§ Task brief
Sift the listing for lines that hold the string "reported" and pull them out.

§ Extracted material
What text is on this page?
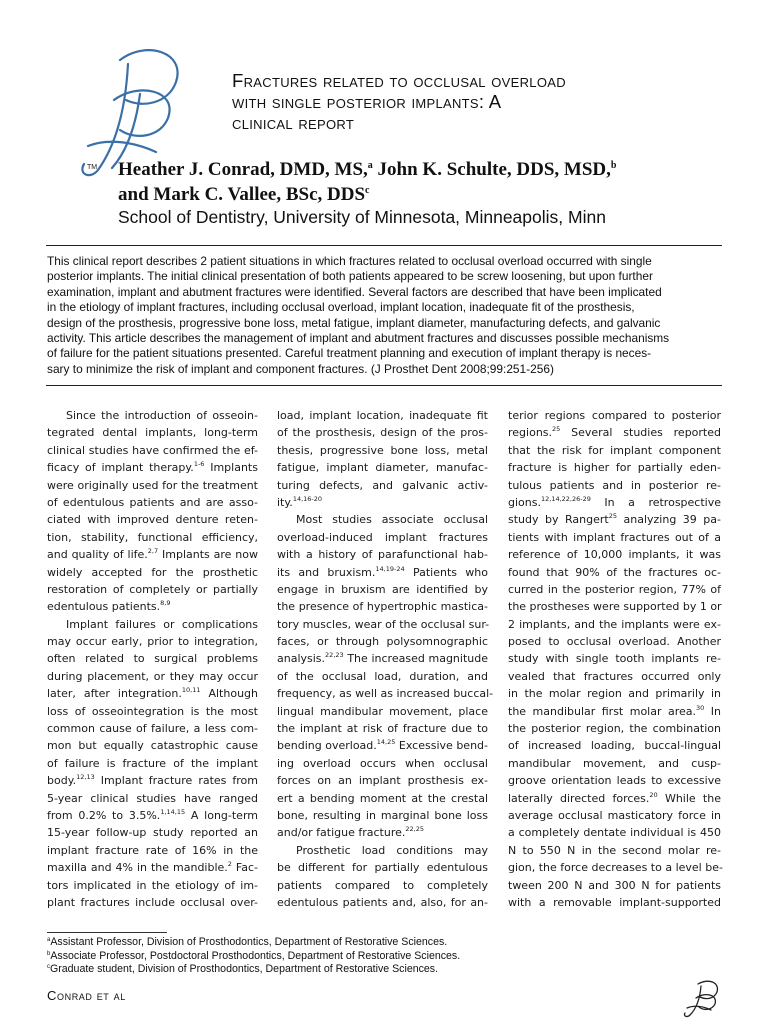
TM
Fractures related to occlusal overload
with single posterior implants: A
clinical report
Heather J. Conrad, DMD, MS,$^a$ John K. Schulte, DDS, MSD,$^b$
and Mark C. Vallee, BSc, DDS$^c$
School of Dentistry, University of Minnesota, Minneapolis, Minn
This clinical report describes 2 patient situations in which fractures related to occlusal overload occurred with single
posterior implants. The initial clinical presentation of both patients appeared to be screw loosening, but upon further
examination, implant and abutment fractures were identified. Several factors are described that have been implicated
in the etiology of implant fractures, including occlusal overload, implant location, inadequate fit of the prosthesis,
design of the prosthesis, progressive bone loss, metal fatigue, implant diameter, manufacturing defects, and galvanic
activity. This article describes the management of implant and abutment fractures and discusses possible mechanisms
of failure for the patient situations presented. Careful treatment planning and execution of implant therapy is neces-
sary to minimize the risk of implant and component fractures. (J Prosthet Dent 2008;99:251-256)
Since the introduction of osseoin-
tegrated dental implants, long-term
clinical studies have confirmed the ef-
ficacy of implant therapy.$^{1-6}$ Implants
were originally used for the treatment
of edentulous patients and are asso-
ciated with improved denture reten-
tion, stability, functional efficiency,
and quality of life.$^{2,7}$ Implants are now
widely accepted for the prosthetic
restoration of completely or partially
edentulous patients.$^{8,9}$
Implant failures or complications
may occur early, prior to integration,
often related to surgical problems
during placement, or they may occur
later, after integration.$^{10,11}$ Although
loss of osseointegration is the most
common cause of failure, a less com-
mon but equally catastrophic cause
of failure is fracture of the implant
body.$^{12,13}$ Implant fracture rates from
5-year clinical studies have ranged
from 0.2% to 3.5%.$^{1,14,15}$ A long-term
15-year follow-up study reported an
implant fracture rate of 16% in the
maxilla and 4% in the mandible.$^2$ Fac-
tors implicated in the etiology of im-
plant fractures include occlusal over-
load, implant location, inadequate fit
of the prosthesis, design of the pros-
thesis, progressive bone loss, metal
fatigue, implant diameter, manufac-
turing defects, and galvanic activ-
ity.$^{14,16-20}$
Most studies associate occlusal
overload-induced implant fractures
with a history of parafunctional hab-
its and bruxism.$^{14,19-24}$ Patients who
engage in bruxism are identified by
the presence of hypertrophic mastica-
tory muscles, wear of the occlusal sur-
faces, or through polysomnographic
analysis.$^{22,23}$ The increased magnitude
of the occlusal load, duration, and
frequency, as well as increased buccal-
lingual mandibular movement, place
the implant at risk of fracture due to
bending overload.$^{14,25}$ Excessive bend-
ing overload occurs when occlusal
forces on an implant prosthesis ex-
ert a bending moment at the crestal
bone, resulting in marginal bone loss
and/or fatigue fracture.$^{22,25}$
Prosthetic load conditions may
be different for partially edentulous
patients compared to completely
edentulous patients and, also, for an-
terior regions compared to posterior
regions.$^{25}$ Several studies reported
that the risk for implant component
fracture is higher for partially eden-
tulous patients and in posterior re-
gions.$^{12,14,22,26-29}$ In a retrospective
study by Rangert$^{25}$ analyzing 39 pa-
tients with implant fractures out of a
reference of 10,000 implants, it was
found that 90% of the fractures oc-
curred in the posterior region, 77% of
the prostheses were supported by 1 or
2 implants, and the implants were ex-
posed to occlusal overload. Another
study with single tooth implants re-
vealed that fractures occurred only
in the molar region and primarily in
the mandibular first molar area.$^{30}$ In
the posterior region, the combination
of increased loading, buccal-lingual
mandibular movement, and cusp-
groove orientation leads to excessive
laterally directed forces.$^{20}$ While the
average occlusal masticatory force in
a completely dentate individual is 450
N to 550 N in the second molar re-
gion, the force decreases to a level be-
tween 200 N and 300 N for patients
with a removable implant-supported
$^a$Assistant Professor, Division of Prosthodontics, Department of Restorative Sciences.
$^b$Associate Professor, Postdoctoral Prosthodontics, Department of Restorative Sciences.
$^c$Graduate student, Division of Prosthodontics, Department of Restorative Sciences.
Conrad et al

§ Response box
15-year follow-up study reported an
regions.$^{25}$ Several studies reported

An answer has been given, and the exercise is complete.